→ **Short exercise**
Find and return each line containing "Output".

Begin

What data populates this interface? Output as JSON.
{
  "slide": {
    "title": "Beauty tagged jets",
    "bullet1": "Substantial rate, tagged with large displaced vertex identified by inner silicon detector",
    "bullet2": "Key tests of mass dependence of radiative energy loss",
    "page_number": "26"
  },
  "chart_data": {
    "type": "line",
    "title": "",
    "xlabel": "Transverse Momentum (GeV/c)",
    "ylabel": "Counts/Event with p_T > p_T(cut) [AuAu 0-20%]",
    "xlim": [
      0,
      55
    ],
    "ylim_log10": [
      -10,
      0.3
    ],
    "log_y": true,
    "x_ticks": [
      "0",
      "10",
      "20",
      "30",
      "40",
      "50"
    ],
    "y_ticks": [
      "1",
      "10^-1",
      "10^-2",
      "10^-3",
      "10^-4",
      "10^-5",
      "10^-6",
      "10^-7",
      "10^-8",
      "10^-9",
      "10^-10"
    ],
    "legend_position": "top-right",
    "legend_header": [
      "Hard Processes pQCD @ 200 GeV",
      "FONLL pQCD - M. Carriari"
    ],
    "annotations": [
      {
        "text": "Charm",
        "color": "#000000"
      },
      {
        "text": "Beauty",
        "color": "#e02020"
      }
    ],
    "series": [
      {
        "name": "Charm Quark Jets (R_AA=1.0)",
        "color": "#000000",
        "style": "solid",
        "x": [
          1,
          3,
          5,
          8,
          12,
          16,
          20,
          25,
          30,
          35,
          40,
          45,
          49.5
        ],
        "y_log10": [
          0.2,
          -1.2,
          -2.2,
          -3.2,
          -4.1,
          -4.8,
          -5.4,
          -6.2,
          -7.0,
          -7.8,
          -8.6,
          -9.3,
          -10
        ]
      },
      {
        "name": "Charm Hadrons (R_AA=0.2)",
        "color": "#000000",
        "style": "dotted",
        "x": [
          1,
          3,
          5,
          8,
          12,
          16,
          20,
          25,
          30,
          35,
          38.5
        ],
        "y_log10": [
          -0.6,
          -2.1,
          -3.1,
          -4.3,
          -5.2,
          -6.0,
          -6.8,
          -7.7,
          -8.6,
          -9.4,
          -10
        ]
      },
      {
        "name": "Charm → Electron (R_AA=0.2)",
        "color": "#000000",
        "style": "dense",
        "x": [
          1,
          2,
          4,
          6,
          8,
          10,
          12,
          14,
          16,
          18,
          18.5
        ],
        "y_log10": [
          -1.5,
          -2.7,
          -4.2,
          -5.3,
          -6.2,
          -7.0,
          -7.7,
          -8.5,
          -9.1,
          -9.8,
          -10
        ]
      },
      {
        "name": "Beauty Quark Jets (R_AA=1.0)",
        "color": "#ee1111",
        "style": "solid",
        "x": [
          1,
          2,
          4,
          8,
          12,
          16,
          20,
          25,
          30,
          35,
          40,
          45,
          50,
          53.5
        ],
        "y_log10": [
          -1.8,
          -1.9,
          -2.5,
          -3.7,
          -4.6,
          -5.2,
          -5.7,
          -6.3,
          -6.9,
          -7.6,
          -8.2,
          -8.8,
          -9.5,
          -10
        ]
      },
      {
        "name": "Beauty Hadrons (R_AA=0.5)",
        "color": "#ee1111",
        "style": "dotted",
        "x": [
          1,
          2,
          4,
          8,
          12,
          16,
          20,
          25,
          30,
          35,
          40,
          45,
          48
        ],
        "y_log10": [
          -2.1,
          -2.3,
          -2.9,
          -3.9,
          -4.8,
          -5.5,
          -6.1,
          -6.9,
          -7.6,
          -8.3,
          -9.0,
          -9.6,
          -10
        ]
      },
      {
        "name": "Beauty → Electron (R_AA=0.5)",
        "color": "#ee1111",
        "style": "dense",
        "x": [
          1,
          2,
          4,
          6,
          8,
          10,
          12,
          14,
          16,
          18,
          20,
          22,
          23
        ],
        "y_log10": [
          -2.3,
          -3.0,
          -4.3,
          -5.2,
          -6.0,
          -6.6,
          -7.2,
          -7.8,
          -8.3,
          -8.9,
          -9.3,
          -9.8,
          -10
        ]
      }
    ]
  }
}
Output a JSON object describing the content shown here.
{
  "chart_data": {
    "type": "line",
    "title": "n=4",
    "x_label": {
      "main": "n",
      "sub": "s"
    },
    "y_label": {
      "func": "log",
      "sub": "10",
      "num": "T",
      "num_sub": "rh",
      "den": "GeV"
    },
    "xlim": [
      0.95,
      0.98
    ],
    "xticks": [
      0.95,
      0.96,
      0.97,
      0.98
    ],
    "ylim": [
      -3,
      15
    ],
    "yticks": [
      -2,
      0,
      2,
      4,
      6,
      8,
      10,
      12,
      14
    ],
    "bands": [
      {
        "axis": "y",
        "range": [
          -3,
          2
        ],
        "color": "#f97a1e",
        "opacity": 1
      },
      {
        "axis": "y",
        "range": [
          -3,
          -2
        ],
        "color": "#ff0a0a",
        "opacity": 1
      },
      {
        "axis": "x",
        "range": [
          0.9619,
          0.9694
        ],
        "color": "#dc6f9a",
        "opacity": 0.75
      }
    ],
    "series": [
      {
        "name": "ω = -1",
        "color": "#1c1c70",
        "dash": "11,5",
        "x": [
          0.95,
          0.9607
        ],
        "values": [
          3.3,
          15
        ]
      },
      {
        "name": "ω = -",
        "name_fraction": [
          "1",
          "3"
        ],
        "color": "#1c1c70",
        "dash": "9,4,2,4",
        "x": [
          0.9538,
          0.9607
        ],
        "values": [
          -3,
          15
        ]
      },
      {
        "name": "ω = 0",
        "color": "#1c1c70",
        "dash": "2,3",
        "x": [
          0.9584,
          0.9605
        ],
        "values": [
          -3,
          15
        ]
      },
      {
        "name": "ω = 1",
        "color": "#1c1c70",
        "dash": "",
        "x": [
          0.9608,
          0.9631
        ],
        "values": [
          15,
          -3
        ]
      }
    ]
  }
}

End

→ **Worked answer**
What data populates this interface? Output as JSON.
Output a JSON object describing the content shown here.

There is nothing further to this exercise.